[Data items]
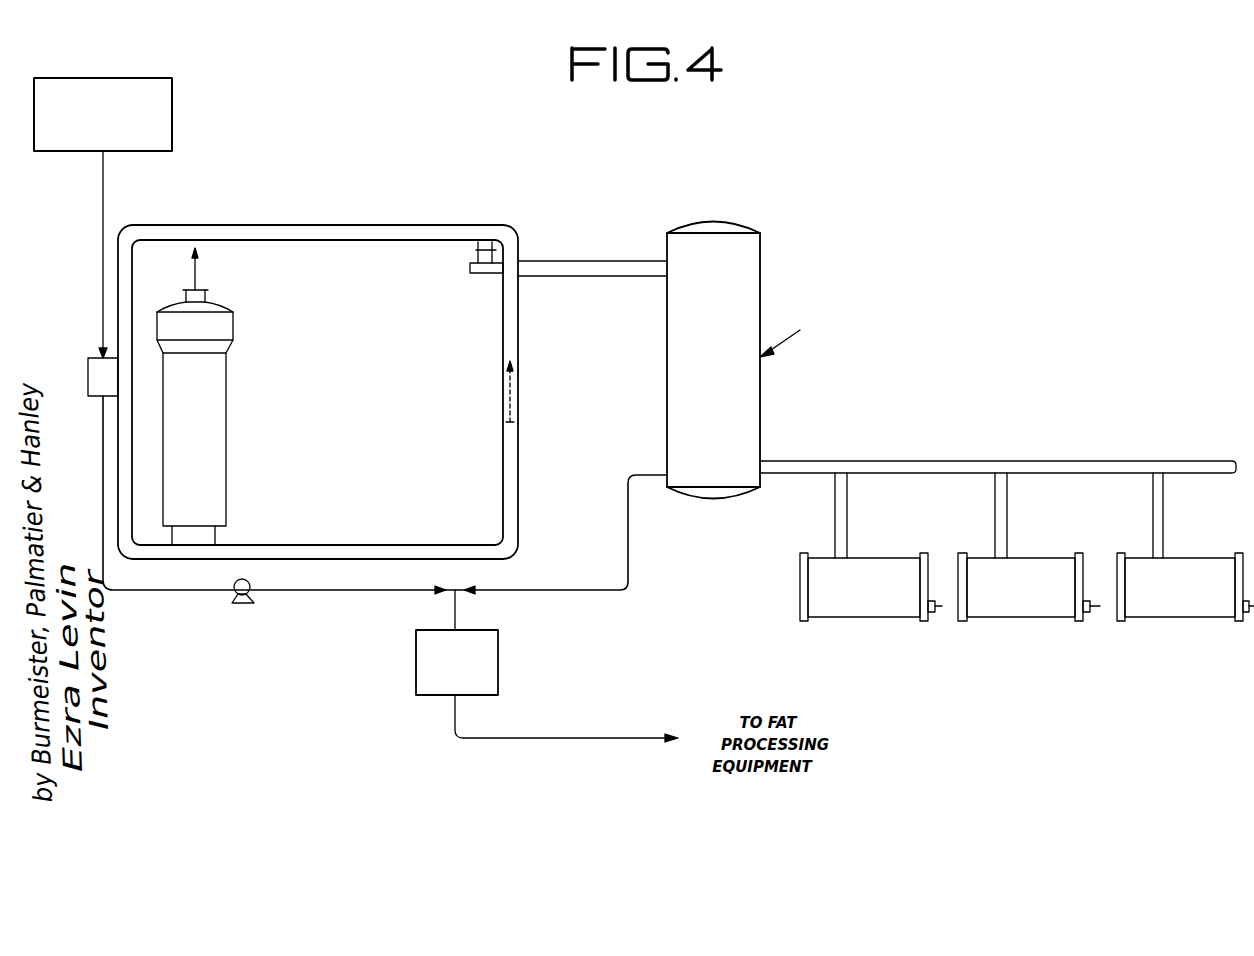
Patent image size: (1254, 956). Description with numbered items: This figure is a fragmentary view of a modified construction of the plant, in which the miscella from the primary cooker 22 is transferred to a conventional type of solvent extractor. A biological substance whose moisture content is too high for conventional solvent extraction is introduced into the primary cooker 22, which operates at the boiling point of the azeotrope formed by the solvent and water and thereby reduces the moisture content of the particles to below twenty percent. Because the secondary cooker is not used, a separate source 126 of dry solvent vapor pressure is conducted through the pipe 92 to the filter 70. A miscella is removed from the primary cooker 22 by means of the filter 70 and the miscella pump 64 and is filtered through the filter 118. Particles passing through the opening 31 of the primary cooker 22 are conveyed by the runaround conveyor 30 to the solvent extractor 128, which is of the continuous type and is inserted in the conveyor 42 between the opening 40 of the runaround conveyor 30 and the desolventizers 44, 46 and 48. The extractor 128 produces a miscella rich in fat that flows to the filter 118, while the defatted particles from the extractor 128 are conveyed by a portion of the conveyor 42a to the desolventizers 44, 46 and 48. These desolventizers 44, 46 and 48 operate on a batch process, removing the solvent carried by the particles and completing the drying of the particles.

The source of dry solvent vapor pressure 126 is at (165, 92).
The pipe 92 is at (103, 197).
The filter 70 is at (84, 355).
The runaround conveyor 30 is at (395, 200).
The primary cooker 22 is at (240, 427).
The opening 31 is at (200, 546).
The opening 40 is at (482, 246).
The conveyor 42 is at (600, 250).
The solvent extractor 128 is at (762, 252).
The conveyor portion 42a is at (822, 461).
The desolventizer 44 is at (890, 608).
The desolventizer 46 is at (1052, 610).
The desolventizer 48 is at (1203, 610).
The miscella pump 64 is at (250, 592).
The filter 118 is at (493, 642).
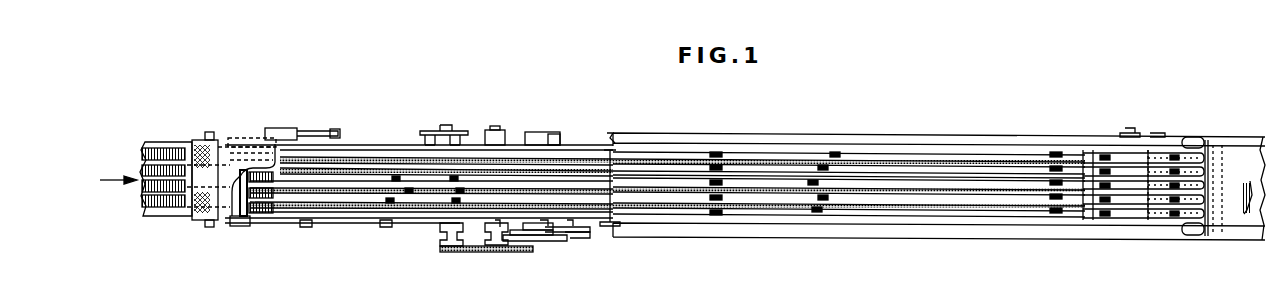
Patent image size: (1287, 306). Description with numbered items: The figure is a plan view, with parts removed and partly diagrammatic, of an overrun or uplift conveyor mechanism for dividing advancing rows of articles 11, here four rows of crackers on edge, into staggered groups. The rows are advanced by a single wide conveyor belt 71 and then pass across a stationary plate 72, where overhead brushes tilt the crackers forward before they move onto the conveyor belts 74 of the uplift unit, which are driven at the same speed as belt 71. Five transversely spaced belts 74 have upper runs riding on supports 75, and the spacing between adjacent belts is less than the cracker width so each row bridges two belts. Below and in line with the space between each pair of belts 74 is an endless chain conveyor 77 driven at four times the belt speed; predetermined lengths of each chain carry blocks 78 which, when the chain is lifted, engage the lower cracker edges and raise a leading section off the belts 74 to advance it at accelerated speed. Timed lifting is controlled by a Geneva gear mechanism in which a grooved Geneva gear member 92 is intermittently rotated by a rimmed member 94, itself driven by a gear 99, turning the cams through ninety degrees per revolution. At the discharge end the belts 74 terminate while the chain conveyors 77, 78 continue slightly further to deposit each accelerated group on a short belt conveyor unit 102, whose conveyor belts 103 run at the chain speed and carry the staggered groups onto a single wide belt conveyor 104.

#### Problem
Rewrite all of the lines above, changing "fragmentary" to "partial" and keeping everything else the same. Omit the pictures from your answer.

#### Result for this exercise
Patent image size: (1254, 956). Description with numbered items: This figure is a partial view of a modified construction of the plant, in which the miscella from the primary cooker 22 is transferred to a conventional type of solvent extractor. A biological substance whose moisture content is too high for conventional solvent extraction is introduced into the primary cooker 22, which operates at the boiling point of the azeotrope formed by the solvent and water and thereby reduces the moisture content of the particles to below twenty percent. Because the secondary cooker is not used, a separate source 126 of dry solvent vapor pressure is conducted through the pipe 92 to the filter 70. A miscella is removed from the primary cooker 22 by means of the filter 70 and the miscella pump 64 and is filtered through the filter 118. Particles passing through the opening 31 of the primary cooker 22 are conveyed by the runaround conveyor 30 to the solvent extractor 128, which is of the continuous type and is inserted in the conveyor 42 between the opening 40 of the runaround conveyor 30 and the desolventizers 44, 46 and 48. The extractor 128 produces a miscella rich in fat that flows to the filter 118, while the defatted particles from the extractor 128 are conveyed by a portion of the conveyor 42a to the desolventizers 44, 46 and 48. These desolventizers 44, 46 and 48 operate on a batch process, removing the solvent carried by the particles and completing the drying of the particles.

The source of dry solvent vapor pressure 126 is at (165, 92).
The pipe 92 is at (103, 197).
The filter 70 is at (84, 355).
The runaround conveyor 30 is at (395, 200).
The primary cooker 22 is at (240, 427).
The opening 31 is at (200, 546).
The opening 40 is at (482, 246).
The conveyor 42 is at (600, 250).
The solvent extractor 128 is at (762, 252).
The conveyor portion 42a is at (822, 461).
The desolventizer 44 is at (890, 608).
The desolventizer 46 is at (1052, 610).
The desolventizer 48 is at (1203, 610).
The miscella pump 64 is at (250, 592).
The filter 118 is at (493, 642).
Patent image size: (1287, 306). Description with numbered items: The figure is a plan view, with parts removed and partly diagrammatic, of an overrun or uplift conveyor mechanism for dividing advancing rows of articles 11, here four rows of crackers on edge, into staggered groups. The rows are advanced by a single wide conveyor belt 71 and then pass across a stationary plate 72, where overhead brushes tilt the crackers forward before they move onto the conveyor belts 74 of the uplift unit, which are driven at the same speed as belt 71. Five transversely spaced belts 74 have upper runs riding on supports 75, and the spacing between adjacent belts is less than the cracker width so each row bridges two belts. Below and in line with the space between each pair of belts 74 is an endless chain conveyor 77 driven at four times the belt speed; predetermined lengths of each chain carry blocks 78 which, when the chain is lifted, engage the lower cracker edges and raise a leading section off the belts 74 to advance it at accelerated speed. Timed lifting is controlled by a Geneva gear mechanism in which a grooved Geneva gear member 92 is intermittently rotated by a rimmed member 94, itself driven by a gear 99, turning the cams through ninety degrees per revolution. At the discharge end the belts 74 terminate while the chain conveyors 77, 78 continue slightly further to deposit each accelerated group on a short belt conveyor unit 102, whose conveyor belts 103 run at the chain speed and carry the staggered groups onto a single wide belt conveyor 104.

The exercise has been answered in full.